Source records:
....................
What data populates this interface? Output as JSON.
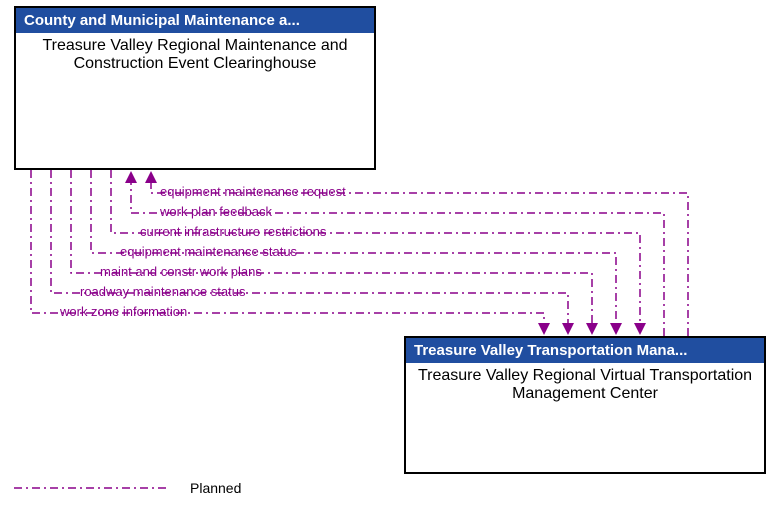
{
  "nodes": {
    "source": {
      "header": "County and Municipal Maintenance a...",
      "body": "Treasure Valley Regional Maintenance and Construction Event Clearinghouse"
    },
    "target": {
      "header": "Treasure Valley Transportation Mana...",
      "body": "Treasure Valley Regional Virtual Transportation Management Center"
    }
  },
  "flows": [
    {
      "label": "equipment maintenance request",
      "direction": "to_source"
    },
    {
      "label": "work plan feedback",
      "direction": "to_source"
    },
    {
      "label": "current infrastructure restrictions",
      "direction": "to_target"
    },
    {
      "label": "equipment maintenance status",
      "direction": "to_target"
    },
    {
      "label": "maint and constr work plans",
      "direction": "to_target"
    },
    {
      "label": "roadway maintenance status",
      "direction": "to_target"
    },
    {
      "label": "work zone information",
      "direction": "to_target"
    }
  ],
  "legend": {
    "label": "Planned"
  },
  "colors": {
    "header_bg": "#204ea0",
    "flow": "#8a008a"
  }
}
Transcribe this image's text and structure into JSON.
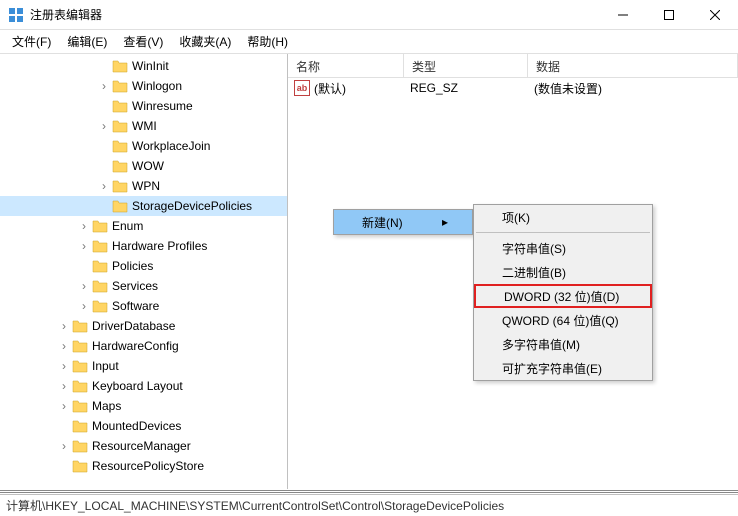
{
  "title": "注册表编辑器",
  "menubar": [
    "文件(F)",
    "编辑(E)",
    "查看(V)",
    "收藏夹(A)",
    "帮助(H)"
  ],
  "tree": [
    {
      "label": "WinInit",
      "indent": 96,
      "expander": ""
    },
    {
      "label": "Winlogon",
      "indent": 96,
      "expander": "›"
    },
    {
      "label": "Winresume",
      "indent": 96,
      "expander": ""
    },
    {
      "label": "WMI",
      "indent": 96,
      "expander": "›"
    },
    {
      "label": "WorkplaceJoin",
      "indent": 96,
      "expander": ""
    },
    {
      "label": "WOW",
      "indent": 96,
      "expander": ""
    },
    {
      "label": "WPN",
      "indent": 96,
      "expander": "›"
    },
    {
      "label": "StorageDevicePolicies",
      "indent": 96,
      "expander": "",
      "selected": true
    },
    {
      "label": "Enum",
      "indent": 76,
      "expander": "›"
    },
    {
      "label": "Hardware Profiles",
      "indent": 76,
      "expander": "›"
    },
    {
      "label": "Policies",
      "indent": 76,
      "expander": ""
    },
    {
      "label": "Services",
      "indent": 76,
      "expander": "›"
    },
    {
      "label": "Software",
      "indent": 76,
      "expander": "›"
    },
    {
      "label": "DriverDatabase",
      "indent": 56,
      "expander": "›"
    },
    {
      "label": "HardwareConfig",
      "indent": 56,
      "expander": "›"
    },
    {
      "label": "Input",
      "indent": 56,
      "expander": "›"
    },
    {
      "label": "Keyboard Layout",
      "indent": 56,
      "expander": "›"
    },
    {
      "label": "Maps",
      "indent": 56,
      "expander": "›"
    },
    {
      "label": "MountedDevices",
      "indent": 56,
      "expander": ""
    },
    {
      "label": "ResourceManager",
      "indent": 56,
      "expander": "›"
    },
    {
      "label": "ResourcePolicyStore",
      "indent": 56,
      "expander": ""
    }
  ],
  "columns": {
    "name": "名称",
    "type": "类型",
    "data": "数据"
  },
  "rows": [
    {
      "icon": "ab",
      "name": "(默认)",
      "type": "REG_SZ",
      "data": "(数值未设置)"
    }
  ],
  "context_primary": {
    "label": "新建(N)"
  },
  "context_secondary": [
    {
      "label": "项(K)"
    },
    {
      "label": "字符串值(S)"
    },
    {
      "label": "二进制值(B)"
    },
    {
      "label": "DWORD (32 位)值(D)",
      "highlighted": true
    },
    {
      "label": "QWORD (64 位)值(Q)"
    },
    {
      "label": "多字符串值(M)"
    },
    {
      "label": "可扩充字符串值(E)"
    }
  ],
  "statusbar": "计算机\\HKEY_LOCAL_MACHINE\\SYSTEM\\CurrentControlSet\\Control\\StorageDevicePolicies"
}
....................
Task description => Copy each line exactly, and leave the pictures out of your copy.

Complete answer =>
What data populates this interface? Output as JSON.
{
  "nodes": {
    "source": {
      "header": "County and Municipal Maintenance a...",
      "body": "Treasure Valley Regional Maintenance and Construction Event Clearinghouse"
    },
    "target": {
      "header": "Treasure Valley Transportation Mana...",
      "body": "Treasure Valley Regional Virtual Transportation Management Center"
    }
  },
  "flows": [
    {
      "label": "equipment maintenance request",
      "direction": "to_source"
    },
    {
      "label": "work plan feedback",
      "direction": "to_source"
    },
    {
      "label": "current infrastructure restrictions",
      "direction": "to_target"
    },
    {
      "label": "equipment maintenance status",
      "direction": "to_target"
    },
    {
      "label": "maint and constr work plans",
      "direction": "to_target"
    },
    {
      "label": "roadway maintenance status",
      "direction": "to_target"
    },
    {
      "label": "work zone information",
      "direction": "to_target"
    }
  ],
  "legend": {
    "label": "Planned"
  },
  "colors": {
    "header_bg": "#204ea0",
    "flow": "#8a008a"
  }
}
Transcribe this image's text and structure into JSON.
{
  "title": "注册表编辑器",
  "menubar": [
    "文件(F)",
    "编辑(E)",
    "查看(V)",
    "收藏夹(A)",
    "帮助(H)"
  ],
  "tree": [
    {
      "label": "WinInit",
      "indent": 96,
      "expander": ""
    },
    {
      "label": "Winlogon",
      "indent": 96,
      "expander": "›"
    },
    {
      "label": "Winresume",
      "indent": 96,
      "expander": ""
    },
    {
      "label": "WMI",
      "indent": 96,
      "expander": "›"
    },
    {
      "label": "WorkplaceJoin",
      "indent": 96,
      "expander": ""
    },
    {
      "label": "WOW",
      "indent": 96,
      "expander": ""
    },
    {
      "label": "WPN",
      "indent": 96,
      "expander": "›"
    },
    {
      "label": "StorageDevicePolicies",
      "indent": 96,
      "expander": "",
      "selected": true
    },
    {
      "label": "Enum",
      "indent": 76,
      "expander": "›"
    },
    {
      "label": "Hardware Profiles",
      "indent": 76,
      "expander": "›"
    },
    {
      "label": "Policies",
      "indent": 76,
      "expander": ""
    },
    {
      "label": "Services",
      "indent": 76,
      "expander": "›"
    },
    {
      "label": "Software",
      "indent": 76,
      "expander": "›"
    },
    {
      "label": "DriverDatabase",
      "indent": 56,
      "expander": "›"
    },
    {
      "label": "HardwareConfig",
      "indent": 56,
      "expander": "›"
    },
    {
      "label": "Input",
      "indent": 56,
      "expander": "›"
    },
    {
      "label": "Keyboard Layout",
      "indent": 56,
      "expander": "›"
    },
    {
      "label": "Maps",
      "indent": 56,
      "expander": "›"
    },
    {
      "label": "MountedDevices",
      "indent": 56,
      "expander": ""
    },
    {
      "label": "ResourceManager",
      "indent": 56,
      "expander": "›"
    },
    {
      "label": "ResourcePolicyStore",
      "indent": 56,
      "expander": ""
    }
  ],
  "columns": {
    "name": "名称",
    "type": "类型",
    "data": "数据"
  },
  "rows": [
    {
      "icon": "ab",
      "name": "(默认)",
      "type": "REG_SZ",
      "data": "(数值未设置)"
    }
  ],
  "context_primary": {
    "label": "新建(N)"
  },
  "context_secondary": [
    {
      "label": "项(K)"
    },
    {
      "label": "字符串值(S)"
    },
    {
      "label": "二进制值(B)"
    },
    {
      "label": "DWORD (32 位)值(D)",
      "highlighted": true
    },
    {
      "label": "QWORD (64 位)值(Q)"
    },
    {
      "label": "多字符串值(M)"
    },
    {
      "label": "可扩充字符串值(E)"
    }
  ],
  "statusbar": "计算机\\HKEY_LOCAL_MACHINE\\SYSTEM\\CurrentControlSet\\Control\\StorageDevicePolicies"
}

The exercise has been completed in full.